» **WHAT THE TASK ASKS**
Copy each record exactly as it reads, leaving out any pictures it holds.

[Entries from a visual dataset]

▬▬▬

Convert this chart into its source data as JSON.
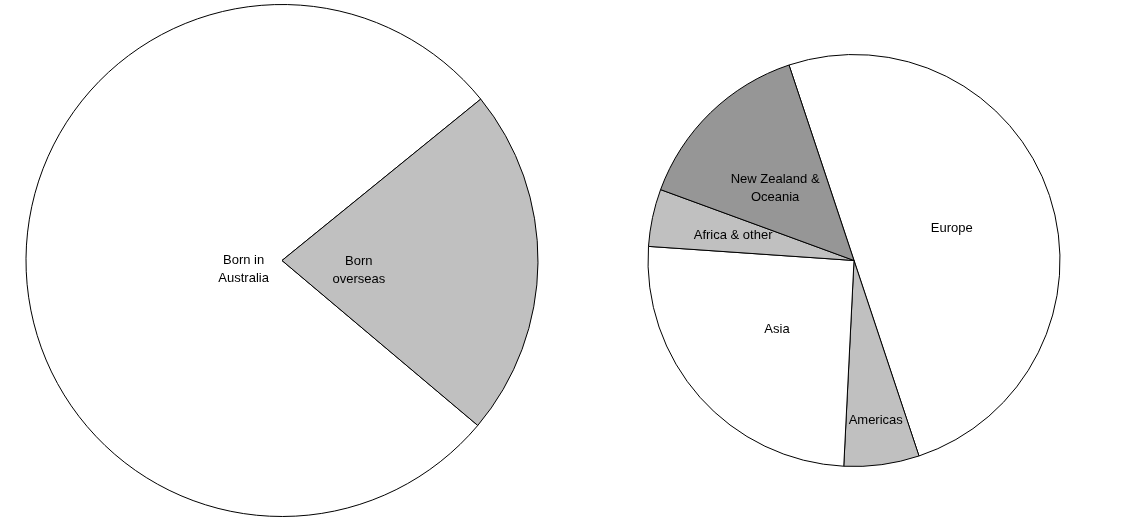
{
  "chart_data": [
    {
      "type": "pie",
      "categories": [
        "Born in Australia",
        "Born overseas"
      ],
      "values": [
        78,
        22
      ],
      "colors": [
        "#ffffff",
        "#c0c0c0"
      ]
    },
    {
      "type": "pie",
      "categories": [
        "Europe",
        "Americas",
        "Asia",
        "Africa & other",
        "New Zealand & Oceania"
      ],
      "values": [
        50,
        5.9,
        25.3,
        4.5,
        14.3
      ],
      "colors": [
        "#ffffff",
        "#c0c0c0",
        "#ffffff",
        "#c0c0c0",
        "#969696"
      ]
    }
  ]
}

▬▬▬

» **TASK RESULT**
Convert this chart into its source data as JSON.
{
  "chart_data": [
    {
      "type": "pie",
      "categories": [
        "Born in Australia",
        "Born overseas"
      ],
      "values": [
        78,
        22
      ],
      "colors": [
        "#ffffff",
        "#c0c0c0"
      ]
    },
    {
      "type": "pie",
      "categories": [
        "Europe",
        "Americas",
        "Asia",
        "Africa & other",
        "New Zealand & Oceania"
      ],
      "values": [
        50,
        5.9,
        25.3,
        4.5,
        14.3
      ],
      "colors": [
        "#ffffff",
        "#c0c0c0",
        "#ffffff",
        "#c0c0c0",
        "#969696"
      ]
    }
  ]
}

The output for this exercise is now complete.